◆ **Supplied data**:
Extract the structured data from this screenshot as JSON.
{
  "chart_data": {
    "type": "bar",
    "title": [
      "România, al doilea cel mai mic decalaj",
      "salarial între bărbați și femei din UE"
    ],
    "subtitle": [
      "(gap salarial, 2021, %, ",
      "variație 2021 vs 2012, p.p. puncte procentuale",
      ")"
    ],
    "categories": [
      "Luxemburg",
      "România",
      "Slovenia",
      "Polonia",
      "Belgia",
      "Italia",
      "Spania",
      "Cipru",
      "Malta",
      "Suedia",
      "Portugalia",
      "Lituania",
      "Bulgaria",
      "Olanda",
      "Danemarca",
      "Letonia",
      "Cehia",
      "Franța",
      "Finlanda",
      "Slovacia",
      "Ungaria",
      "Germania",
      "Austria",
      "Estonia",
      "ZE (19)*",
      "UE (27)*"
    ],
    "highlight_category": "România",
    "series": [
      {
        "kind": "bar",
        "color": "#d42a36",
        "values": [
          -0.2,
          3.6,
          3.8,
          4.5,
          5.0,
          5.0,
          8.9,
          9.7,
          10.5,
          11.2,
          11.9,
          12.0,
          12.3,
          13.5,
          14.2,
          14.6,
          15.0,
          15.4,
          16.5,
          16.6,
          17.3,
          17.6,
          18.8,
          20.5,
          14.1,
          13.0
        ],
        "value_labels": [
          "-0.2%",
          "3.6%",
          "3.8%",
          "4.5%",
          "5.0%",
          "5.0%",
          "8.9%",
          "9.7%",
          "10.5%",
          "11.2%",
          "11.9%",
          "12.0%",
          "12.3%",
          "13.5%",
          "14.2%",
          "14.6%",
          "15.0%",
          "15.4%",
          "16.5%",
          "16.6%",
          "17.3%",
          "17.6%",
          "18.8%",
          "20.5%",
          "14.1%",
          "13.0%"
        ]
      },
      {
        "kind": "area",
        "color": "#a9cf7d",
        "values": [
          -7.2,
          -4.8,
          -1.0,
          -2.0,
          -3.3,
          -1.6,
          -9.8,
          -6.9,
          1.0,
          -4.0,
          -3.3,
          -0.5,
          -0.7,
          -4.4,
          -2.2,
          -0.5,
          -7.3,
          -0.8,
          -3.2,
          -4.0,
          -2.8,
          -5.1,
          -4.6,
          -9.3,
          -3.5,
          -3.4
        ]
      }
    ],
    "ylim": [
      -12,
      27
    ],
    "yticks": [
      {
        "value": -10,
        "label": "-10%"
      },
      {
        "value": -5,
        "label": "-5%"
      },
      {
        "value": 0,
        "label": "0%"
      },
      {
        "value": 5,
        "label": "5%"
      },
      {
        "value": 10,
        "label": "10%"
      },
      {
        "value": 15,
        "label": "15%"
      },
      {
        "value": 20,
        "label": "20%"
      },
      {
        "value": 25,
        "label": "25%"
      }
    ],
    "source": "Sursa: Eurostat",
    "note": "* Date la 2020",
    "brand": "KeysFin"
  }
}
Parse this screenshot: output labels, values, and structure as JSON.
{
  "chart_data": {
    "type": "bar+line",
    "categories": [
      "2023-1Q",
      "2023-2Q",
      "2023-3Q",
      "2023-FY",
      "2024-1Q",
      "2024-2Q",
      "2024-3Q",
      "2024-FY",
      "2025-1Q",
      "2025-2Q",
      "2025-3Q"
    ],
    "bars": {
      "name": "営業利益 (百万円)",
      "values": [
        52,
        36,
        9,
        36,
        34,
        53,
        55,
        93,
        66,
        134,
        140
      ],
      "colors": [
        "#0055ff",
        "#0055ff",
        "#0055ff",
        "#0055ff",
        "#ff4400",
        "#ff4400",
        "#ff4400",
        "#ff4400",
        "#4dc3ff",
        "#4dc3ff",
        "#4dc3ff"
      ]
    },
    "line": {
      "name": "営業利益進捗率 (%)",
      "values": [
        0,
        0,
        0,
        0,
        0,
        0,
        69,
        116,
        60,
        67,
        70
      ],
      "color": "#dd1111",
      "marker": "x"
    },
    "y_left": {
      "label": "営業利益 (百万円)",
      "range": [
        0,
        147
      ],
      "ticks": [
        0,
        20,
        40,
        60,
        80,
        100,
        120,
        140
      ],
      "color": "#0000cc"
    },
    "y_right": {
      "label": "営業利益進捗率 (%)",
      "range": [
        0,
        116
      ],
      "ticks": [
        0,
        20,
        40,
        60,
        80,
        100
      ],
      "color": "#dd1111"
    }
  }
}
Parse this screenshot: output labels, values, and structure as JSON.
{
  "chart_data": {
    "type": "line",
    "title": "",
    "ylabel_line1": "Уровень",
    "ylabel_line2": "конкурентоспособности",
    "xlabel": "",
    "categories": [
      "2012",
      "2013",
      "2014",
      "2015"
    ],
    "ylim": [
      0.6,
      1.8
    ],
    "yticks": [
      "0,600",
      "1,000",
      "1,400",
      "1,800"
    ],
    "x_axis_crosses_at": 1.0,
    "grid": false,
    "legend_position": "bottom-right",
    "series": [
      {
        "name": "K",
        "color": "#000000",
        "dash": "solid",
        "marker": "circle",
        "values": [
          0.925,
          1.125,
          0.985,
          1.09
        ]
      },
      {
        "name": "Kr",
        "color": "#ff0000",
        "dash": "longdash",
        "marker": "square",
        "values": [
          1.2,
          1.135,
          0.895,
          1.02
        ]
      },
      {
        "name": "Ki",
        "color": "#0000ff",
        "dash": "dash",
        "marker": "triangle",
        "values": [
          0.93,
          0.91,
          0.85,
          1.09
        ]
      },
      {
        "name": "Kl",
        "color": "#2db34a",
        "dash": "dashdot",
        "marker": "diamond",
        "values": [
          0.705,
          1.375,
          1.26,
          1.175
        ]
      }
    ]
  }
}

◆ **Instructions to follow**: Return the whole listing exactly, with every line included.

◆ **Response for this exercise**:
Extract the structured data from this screenshot as JSON.
{
  "chart_data": {
    "type": "bar",
    "title": [
      "România, al doilea cel mai mic decalaj",
      "salarial între bărbați și femei din UE"
    ],
    "subtitle": [
      "(gap salarial, 2021, %, ",
      "variație 2021 vs 2012, p.p. puncte procentuale",
      ")"
    ],
    "categories": [
      "Luxemburg",
      "România",
      "Slovenia",
      "Polonia",
      "Belgia",
      "Italia",
      "Spania",
      "Cipru",
      "Malta",
      "Suedia",
      "Portugalia",
      "Lituania",
      "Bulgaria",
      "Olanda",
      "Danemarca",
      "Letonia",
      "Cehia",
      "Franța",
      "Finlanda",
      "Slovacia",
      "Ungaria",
      "Germania",
      "Austria",
      "Estonia",
      "ZE (19)*",
      "UE (27)*"
    ],
    "highlight_category": "România",
    "series": [
      {
        "kind": "bar",
        "color": "#d42a36",
        "values": [
          -0.2,
          3.6,
          3.8,
          4.5,
          5.0,
          5.0,
          8.9,
          9.7,
          10.5,
          11.2,
          11.9,
          12.0,
          12.3,
          13.5,
          14.2,
          14.6,
          15.0,
          15.4,
          16.5,
          16.6,
          17.3,
          17.6,
          18.8,
          20.5,
          14.1,
          13.0
        ],
        "value_labels": [
          "-0.2%",
          "3.6%",
          "3.8%",
          "4.5%",
          "5.0%",
          "5.0%",
          "8.9%",
          "9.7%",
          "10.5%",
          "11.2%",
          "11.9%",
          "12.0%",
          "12.3%",
          "13.5%",
          "14.2%",
          "14.6%",
          "15.0%",
          "15.4%",
          "16.5%",
          "16.6%",
          "17.3%",
          "17.6%",
          "18.8%",
          "20.5%",
          "14.1%",
          "13.0%"
        ]
      },
      {
        "kind": "area",
        "color": "#a9cf7d",
        "values": [
          -7.2,
          -4.8,
          -1.0,
          -2.0,
          -3.3,
          -1.6,
          -9.8,
          -6.9,
          1.0,
          -4.0,
          -3.3,
          -0.5,
          -0.7,
          -4.4,
          -2.2,
          -0.5,
          -7.3,
          -0.8,
          -3.2,
          -4.0,
          -2.8,
          -5.1,
          -4.6,
          -9.3,
          -3.5,
          -3.4
        ]
      }
    ],
    "ylim": [
      -12,
      27
    ],
    "yticks": [
      {
        "value": -10,
        "label": "-10%"
      },
      {
        "value": -5,
        "label": "-5%"
      },
      {
        "value": 0,
        "label": "0%"
      },
      {
        "value": 5,
        "label": "5%"
      },
      {
        "value": 10,
        "label": "10%"
      },
      {
        "value": 15,
        "label": "15%"
      },
      {
        "value": 20,
        "label": "20%"
      },
      {
        "value": 25,
        "label": "25%"
      }
    ],
    "source": "Sursa: Eurostat",
    "note": "* Date la 2020",
    "brand": "KeysFin"
  }
}
Parse this screenshot: output labels, values, and structure as JSON.
{
  "chart_data": {
    "type": "bar+line",
    "categories": [
      "2023-1Q",
      "2023-2Q",
      "2023-3Q",
      "2023-FY",
      "2024-1Q",
      "2024-2Q",
      "2024-3Q",
      "2024-FY",
      "2025-1Q",
      "2025-2Q",
      "2025-3Q"
    ],
    "bars": {
      "name": "営業利益 (百万円)",
      "values": [
        52,
        36,
        9,
        36,
        34,
        53,
        55,
        93,
        66,
        134,
        140
      ],
      "colors": [
        "#0055ff",
        "#0055ff",
        "#0055ff",
        "#0055ff",
        "#ff4400",
        "#ff4400",
        "#ff4400",
        "#ff4400",
        "#4dc3ff",
        "#4dc3ff",
        "#4dc3ff"
      ]
    },
    "line": {
      "name": "営業利益進捗率 (%)",
      "values": [
        0,
        0,
        0,
        0,
        0,
        0,
        69,
        116,
        60,
        67,
        70
      ],
      "color": "#dd1111",
      "marker": "x"
    },
    "y_left": {
      "label": "営業利益 (百万円)",
      "range": [
        0,
        147
      ],
      "ticks": [
        0,
        20,
        40,
        60,
        80,
        100,
        120,
        140
      ],
      "color": "#0000cc"
    },
    "y_right": {
      "label": "営業利益進捗率 (%)",
      "range": [
        0,
        116
      ],
      "ticks": [
        0,
        20,
        40,
        60,
        80,
        100
      ],
      "color": "#dd1111"
    }
  }
}
Parse this screenshot: output labels, values, and structure as JSON.
{
  "chart_data": {
    "type": "line",
    "title": "",
    "ylabel_line1": "Уровень",
    "ylabel_line2": "конкурентоспособности",
    "xlabel": "",
    "categories": [
      "2012",
      "2013",
      "2014",
      "2015"
    ],
    "ylim": [
      0.6,
      1.8
    ],
    "yticks": [
      "0,600",
      "1,000",
      "1,400",
      "1,800"
    ],
    "x_axis_crosses_at": 1.0,
    "grid": false,
    "legend_position": "bottom-right",
    "series": [
      {
        "name": "K",
        "color": "#000000",
        "dash": "solid",
        "marker": "circle",
        "values": [
          0.925,
          1.125,
          0.985,
          1.09
        ]
      },
      {
        "name": "Kr",
        "color": "#ff0000",
        "dash": "longdash",
        "marker": "square",
        "values": [
          1.2,
          1.135,
          0.895,
          1.02
        ]
      },
      {
        "name": "Ki",
        "color": "#0000ff",
        "dash": "dash",
        "marker": "triangle",
        "values": [
          0.93,
          0.91,
          0.85,
          1.09
        ]
      },
      {
        "name": "Kl",
        "color": "#2db34a",
        "dash": "dashdot",
        "marker": "diamond",
        "values": [
          0.705,
          1.375,
          1.26,
          1.175
        ]
      }
    ]
  }
}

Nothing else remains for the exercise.